__Request__. Nothing in the records may be left out or altered; reproduce them all exactly.

__Extracted entries__.

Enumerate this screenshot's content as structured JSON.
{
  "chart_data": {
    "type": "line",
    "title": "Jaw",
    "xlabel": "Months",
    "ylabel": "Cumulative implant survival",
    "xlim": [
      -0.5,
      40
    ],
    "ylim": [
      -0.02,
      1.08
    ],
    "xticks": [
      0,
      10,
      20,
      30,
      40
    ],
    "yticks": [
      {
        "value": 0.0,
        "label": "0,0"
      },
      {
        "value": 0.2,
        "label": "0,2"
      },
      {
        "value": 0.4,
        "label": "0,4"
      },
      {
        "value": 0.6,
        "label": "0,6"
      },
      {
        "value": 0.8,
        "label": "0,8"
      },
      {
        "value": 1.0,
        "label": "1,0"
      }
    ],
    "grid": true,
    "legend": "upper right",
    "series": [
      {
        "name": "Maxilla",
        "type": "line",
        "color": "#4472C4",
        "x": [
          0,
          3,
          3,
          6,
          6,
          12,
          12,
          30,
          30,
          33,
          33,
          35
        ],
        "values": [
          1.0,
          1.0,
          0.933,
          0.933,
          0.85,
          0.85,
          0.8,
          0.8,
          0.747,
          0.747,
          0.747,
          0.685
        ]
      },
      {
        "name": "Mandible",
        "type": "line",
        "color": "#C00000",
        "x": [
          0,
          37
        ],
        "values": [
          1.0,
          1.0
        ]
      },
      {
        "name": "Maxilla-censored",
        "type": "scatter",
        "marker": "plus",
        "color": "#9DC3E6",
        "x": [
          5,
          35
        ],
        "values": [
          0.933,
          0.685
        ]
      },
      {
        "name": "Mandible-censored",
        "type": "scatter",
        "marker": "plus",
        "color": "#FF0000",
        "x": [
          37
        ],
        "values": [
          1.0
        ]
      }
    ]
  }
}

__Result__.
Enumerate this screenshot's content as structured JSON.
{
  "chart_data": {
    "type": "line",
    "title": "Jaw",
    "xlabel": "Months",
    "ylabel": "Cumulative implant survival",
    "xlim": [
      -0.5,
      40
    ],
    "ylim": [
      -0.02,
      1.08
    ],
    "xticks": [
      0,
      10,
      20,
      30,
      40
    ],
    "yticks": [
      {
        "value": 0.0,
        "label": "0,0"
      },
      {
        "value": 0.2,
        "label": "0,2"
      },
      {
        "value": 0.4,
        "label": "0,4"
      },
      {
        "value": 0.6,
        "label": "0,6"
      },
      {
        "value": 0.8,
        "label": "0,8"
      },
      {
        "value": 1.0,
        "label": "1,0"
      }
    ],
    "grid": true,
    "legend": "upper right",
    "series": [
      {
        "name": "Maxilla",
        "type": "line",
        "color": "#4472C4",
        "x": [
          0,
          3,
          3,
          6,
          6,
          12,
          12,
          30,
          30,
          33,
          33,
          35
        ],
        "values": [
          1.0,
          1.0,
          0.933,
          0.933,
          0.85,
          0.85,
          0.8,
          0.8,
          0.747,
          0.747,
          0.747,
          0.685
        ]
      },
      {
        "name": "Mandible",
        "type": "line",
        "color": "#C00000",
        "x": [
          0,
          37
        ],
        "values": [
          1.0,
          1.0
        ]
      },
      {
        "name": "Maxilla-censored",
        "type": "scatter",
        "marker": "plus",
        "color": "#9DC3E6",
        "x": [
          5,
          35
        ],
        "values": [
          0.933,
          0.685
        ]
      },
      {
        "name": "Mandible-censored",
        "type": "scatter",
        "marker": "plus",
        "color": "#FF0000",
        "x": [
          37
        ],
        "values": [
          1.0
        ]
      }
    ]
  }
}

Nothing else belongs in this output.